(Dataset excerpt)
---*---

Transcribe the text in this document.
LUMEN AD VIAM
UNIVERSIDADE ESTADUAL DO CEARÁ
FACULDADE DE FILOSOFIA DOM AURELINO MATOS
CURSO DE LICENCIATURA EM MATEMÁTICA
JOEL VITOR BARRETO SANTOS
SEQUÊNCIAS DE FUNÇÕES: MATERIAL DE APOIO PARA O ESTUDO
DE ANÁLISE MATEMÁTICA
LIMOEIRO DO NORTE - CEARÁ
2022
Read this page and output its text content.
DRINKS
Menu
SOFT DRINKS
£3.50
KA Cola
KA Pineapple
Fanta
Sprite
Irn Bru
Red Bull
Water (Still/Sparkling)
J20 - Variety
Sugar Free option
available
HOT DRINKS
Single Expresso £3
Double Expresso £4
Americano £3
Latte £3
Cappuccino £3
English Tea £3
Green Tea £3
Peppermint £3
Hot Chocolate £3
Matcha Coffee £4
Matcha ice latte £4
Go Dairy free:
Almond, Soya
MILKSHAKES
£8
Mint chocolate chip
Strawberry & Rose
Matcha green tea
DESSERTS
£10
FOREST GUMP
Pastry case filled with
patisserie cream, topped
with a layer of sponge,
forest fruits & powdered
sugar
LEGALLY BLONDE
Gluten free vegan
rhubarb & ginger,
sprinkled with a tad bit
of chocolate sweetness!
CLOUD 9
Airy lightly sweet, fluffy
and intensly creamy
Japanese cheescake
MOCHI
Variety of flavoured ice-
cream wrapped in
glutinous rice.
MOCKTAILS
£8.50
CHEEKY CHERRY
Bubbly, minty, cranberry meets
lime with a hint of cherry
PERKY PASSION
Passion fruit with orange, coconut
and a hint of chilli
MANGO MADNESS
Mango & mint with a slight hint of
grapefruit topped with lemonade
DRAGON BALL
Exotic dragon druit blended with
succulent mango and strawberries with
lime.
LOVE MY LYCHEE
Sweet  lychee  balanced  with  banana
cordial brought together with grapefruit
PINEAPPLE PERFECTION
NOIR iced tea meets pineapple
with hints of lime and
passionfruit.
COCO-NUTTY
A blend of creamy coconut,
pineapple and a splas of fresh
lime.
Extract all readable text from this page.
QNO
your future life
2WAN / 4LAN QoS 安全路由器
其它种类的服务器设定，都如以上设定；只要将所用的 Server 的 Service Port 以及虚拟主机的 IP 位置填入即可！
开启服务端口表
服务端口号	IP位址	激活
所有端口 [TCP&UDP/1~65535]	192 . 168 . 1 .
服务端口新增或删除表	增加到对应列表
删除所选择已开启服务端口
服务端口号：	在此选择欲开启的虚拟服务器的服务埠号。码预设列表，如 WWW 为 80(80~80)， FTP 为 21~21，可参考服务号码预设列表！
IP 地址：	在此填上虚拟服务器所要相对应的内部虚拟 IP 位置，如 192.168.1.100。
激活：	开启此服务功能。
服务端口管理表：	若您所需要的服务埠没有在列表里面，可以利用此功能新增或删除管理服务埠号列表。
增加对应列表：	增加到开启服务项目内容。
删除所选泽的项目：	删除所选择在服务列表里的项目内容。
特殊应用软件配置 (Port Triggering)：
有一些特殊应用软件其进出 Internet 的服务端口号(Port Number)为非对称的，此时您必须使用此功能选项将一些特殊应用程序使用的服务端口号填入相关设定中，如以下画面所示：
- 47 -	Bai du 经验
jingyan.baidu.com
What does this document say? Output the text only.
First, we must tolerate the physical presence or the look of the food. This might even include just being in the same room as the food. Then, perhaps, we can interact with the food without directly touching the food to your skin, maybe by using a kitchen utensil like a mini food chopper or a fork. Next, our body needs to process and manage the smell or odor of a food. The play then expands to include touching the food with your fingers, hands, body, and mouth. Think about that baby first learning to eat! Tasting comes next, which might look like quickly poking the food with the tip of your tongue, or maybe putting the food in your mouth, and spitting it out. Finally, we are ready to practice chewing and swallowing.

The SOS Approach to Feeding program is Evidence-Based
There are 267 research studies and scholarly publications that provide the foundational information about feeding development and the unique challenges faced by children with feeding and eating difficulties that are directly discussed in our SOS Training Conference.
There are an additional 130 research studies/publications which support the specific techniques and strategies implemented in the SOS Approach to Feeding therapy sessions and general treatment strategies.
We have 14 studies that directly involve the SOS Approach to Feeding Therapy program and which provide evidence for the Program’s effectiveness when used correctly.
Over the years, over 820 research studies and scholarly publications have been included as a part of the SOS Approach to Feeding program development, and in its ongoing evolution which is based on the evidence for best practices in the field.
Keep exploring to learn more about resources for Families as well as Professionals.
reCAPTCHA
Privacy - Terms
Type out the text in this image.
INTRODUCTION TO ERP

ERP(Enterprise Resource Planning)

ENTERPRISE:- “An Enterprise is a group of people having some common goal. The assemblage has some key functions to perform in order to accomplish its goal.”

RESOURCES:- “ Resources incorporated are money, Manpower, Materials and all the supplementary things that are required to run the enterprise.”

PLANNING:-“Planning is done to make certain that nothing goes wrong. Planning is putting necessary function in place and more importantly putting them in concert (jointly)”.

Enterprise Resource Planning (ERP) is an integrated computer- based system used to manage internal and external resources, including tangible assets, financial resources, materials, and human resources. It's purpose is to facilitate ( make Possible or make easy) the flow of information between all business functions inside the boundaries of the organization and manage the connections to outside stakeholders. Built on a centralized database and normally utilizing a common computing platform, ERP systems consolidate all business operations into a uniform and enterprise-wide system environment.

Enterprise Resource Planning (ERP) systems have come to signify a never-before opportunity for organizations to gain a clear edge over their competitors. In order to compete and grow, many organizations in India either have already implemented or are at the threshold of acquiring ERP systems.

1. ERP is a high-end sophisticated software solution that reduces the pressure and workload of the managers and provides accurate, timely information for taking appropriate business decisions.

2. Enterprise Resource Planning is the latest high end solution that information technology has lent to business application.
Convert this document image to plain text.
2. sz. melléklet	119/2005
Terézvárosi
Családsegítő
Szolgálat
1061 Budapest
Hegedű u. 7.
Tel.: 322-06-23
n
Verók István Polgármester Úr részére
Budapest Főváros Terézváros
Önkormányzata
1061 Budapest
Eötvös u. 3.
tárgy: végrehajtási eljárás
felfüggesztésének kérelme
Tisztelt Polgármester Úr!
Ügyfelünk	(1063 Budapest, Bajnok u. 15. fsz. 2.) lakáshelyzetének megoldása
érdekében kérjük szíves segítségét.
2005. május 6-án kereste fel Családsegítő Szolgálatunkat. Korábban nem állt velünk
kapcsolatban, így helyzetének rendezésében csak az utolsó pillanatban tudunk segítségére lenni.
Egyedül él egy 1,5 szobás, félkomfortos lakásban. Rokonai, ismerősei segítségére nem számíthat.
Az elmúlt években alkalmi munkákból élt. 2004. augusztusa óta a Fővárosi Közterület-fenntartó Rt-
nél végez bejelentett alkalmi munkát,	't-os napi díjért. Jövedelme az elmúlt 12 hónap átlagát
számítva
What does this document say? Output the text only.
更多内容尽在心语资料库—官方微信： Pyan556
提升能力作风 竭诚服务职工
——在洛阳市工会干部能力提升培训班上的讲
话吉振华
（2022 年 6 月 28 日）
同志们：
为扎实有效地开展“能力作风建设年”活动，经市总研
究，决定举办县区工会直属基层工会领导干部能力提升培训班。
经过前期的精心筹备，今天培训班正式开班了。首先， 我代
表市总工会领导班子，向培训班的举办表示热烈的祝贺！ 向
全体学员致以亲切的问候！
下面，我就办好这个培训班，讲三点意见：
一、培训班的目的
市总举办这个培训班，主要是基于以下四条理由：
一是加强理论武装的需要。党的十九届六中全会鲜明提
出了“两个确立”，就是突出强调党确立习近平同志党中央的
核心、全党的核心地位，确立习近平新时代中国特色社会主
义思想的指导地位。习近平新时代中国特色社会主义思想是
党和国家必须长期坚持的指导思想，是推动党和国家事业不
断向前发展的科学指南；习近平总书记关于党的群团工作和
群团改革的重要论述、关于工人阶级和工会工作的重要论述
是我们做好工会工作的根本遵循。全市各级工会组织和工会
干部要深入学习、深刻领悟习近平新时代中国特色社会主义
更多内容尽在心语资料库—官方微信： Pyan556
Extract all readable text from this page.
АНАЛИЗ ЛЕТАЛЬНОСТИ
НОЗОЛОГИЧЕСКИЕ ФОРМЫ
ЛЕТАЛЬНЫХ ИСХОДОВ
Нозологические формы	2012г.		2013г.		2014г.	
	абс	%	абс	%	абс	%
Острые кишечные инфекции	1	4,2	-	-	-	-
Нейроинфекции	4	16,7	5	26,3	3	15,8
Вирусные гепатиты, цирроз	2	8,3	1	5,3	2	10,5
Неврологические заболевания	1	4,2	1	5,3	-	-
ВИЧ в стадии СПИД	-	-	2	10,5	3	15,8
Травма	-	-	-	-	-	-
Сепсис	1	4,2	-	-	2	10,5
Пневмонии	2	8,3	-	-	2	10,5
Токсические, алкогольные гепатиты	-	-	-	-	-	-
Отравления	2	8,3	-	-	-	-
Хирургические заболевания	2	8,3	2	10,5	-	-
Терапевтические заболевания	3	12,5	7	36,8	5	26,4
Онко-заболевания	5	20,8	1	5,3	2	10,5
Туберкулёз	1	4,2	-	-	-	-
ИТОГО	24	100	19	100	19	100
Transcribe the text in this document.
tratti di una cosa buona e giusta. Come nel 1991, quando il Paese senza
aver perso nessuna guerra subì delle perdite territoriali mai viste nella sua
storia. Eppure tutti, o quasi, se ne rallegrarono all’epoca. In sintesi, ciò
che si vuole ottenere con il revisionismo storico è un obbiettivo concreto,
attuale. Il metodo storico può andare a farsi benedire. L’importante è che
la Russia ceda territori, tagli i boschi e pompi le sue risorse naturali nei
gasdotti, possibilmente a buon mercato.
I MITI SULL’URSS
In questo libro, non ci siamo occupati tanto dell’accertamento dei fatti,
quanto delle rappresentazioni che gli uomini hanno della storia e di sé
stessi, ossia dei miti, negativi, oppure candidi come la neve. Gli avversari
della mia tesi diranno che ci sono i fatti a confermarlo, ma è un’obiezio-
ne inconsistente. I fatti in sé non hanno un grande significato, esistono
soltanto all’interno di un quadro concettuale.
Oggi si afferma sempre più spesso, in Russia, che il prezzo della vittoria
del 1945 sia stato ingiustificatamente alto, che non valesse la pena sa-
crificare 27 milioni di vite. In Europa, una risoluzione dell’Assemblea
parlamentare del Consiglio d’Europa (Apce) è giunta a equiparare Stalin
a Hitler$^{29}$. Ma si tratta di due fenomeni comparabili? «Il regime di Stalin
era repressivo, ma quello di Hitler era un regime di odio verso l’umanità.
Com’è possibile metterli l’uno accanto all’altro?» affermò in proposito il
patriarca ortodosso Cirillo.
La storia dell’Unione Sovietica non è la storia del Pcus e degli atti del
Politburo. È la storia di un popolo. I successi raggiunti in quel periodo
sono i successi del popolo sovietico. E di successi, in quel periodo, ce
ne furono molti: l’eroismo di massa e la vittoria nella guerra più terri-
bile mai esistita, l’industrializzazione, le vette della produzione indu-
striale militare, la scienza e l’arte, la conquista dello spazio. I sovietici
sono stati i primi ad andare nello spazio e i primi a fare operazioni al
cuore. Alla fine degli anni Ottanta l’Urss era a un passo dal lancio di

---*---

Exercise goal:
From the entries above, extract every line where the word "Matcha" appears.

Solution to the problem:
Matcha Coffee £4
Matcha ice latte £4
Matcha green tea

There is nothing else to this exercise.